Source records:
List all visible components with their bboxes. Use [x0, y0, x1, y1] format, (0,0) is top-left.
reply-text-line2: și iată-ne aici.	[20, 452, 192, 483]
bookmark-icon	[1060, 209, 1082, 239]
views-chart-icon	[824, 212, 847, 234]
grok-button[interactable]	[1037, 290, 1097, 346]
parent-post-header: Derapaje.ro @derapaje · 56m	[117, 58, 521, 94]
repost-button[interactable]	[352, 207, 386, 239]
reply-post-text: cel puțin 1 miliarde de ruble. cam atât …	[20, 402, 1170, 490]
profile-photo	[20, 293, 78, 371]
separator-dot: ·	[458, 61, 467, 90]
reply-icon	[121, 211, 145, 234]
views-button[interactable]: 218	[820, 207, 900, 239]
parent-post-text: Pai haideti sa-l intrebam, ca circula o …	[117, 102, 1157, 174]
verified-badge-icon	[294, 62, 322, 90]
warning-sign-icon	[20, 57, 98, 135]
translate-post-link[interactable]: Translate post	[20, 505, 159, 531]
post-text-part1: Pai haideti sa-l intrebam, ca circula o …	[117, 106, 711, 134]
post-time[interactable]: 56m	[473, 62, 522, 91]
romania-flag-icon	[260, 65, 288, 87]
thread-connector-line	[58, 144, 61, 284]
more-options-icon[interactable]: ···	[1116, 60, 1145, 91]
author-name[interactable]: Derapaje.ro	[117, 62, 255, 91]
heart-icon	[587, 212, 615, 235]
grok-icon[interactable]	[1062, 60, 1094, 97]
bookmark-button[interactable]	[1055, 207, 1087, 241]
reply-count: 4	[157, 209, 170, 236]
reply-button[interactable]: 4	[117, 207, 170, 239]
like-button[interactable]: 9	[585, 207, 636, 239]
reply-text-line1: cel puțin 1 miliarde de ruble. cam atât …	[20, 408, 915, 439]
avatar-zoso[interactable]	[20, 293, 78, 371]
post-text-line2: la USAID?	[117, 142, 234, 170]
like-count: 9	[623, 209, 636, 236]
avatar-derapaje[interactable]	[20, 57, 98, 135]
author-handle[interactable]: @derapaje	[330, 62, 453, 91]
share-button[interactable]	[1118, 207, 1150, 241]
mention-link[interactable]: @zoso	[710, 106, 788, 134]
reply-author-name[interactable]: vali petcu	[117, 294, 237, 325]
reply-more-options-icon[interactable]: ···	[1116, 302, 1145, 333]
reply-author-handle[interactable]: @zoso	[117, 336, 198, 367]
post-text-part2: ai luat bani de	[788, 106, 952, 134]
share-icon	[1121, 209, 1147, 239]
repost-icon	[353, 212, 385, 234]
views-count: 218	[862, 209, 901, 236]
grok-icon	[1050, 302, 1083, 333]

Objective: Copy the items word for word, starting at the first line and ending with the line that contains "207, 900, 239]", including that line.

Response:
List all visible components with their bboxes. Use [x0, y0, x1, y1] format, (0,0) is top-left.
reply-text-line2: și iată-ne aici.	[20, 452, 192, 483]
bookmark-icon	[1060, 209, 1082, 239]
views-chart-icon	[824, 212, 847, 234]
grok-button[interactable]	[1037, 290, 1097, 346]
parent-post-header: Derapaje.ro @derapaje · 56m	[117, 58, 521, 94]
repost-button[interactable]	[352, 207, 386, 239]
reply-post-text: cel puțin 1 miliarde de ruble. cam atât …	[20, 402, 1170, 490]
profile-photo	[20, 293, 78, 371]
separator-dot: ·	[458, 61, 467, 90]
reply-icon	[121, 211, 145, 234]
views-button[interactable]: 218	[820, 207, 900, 239]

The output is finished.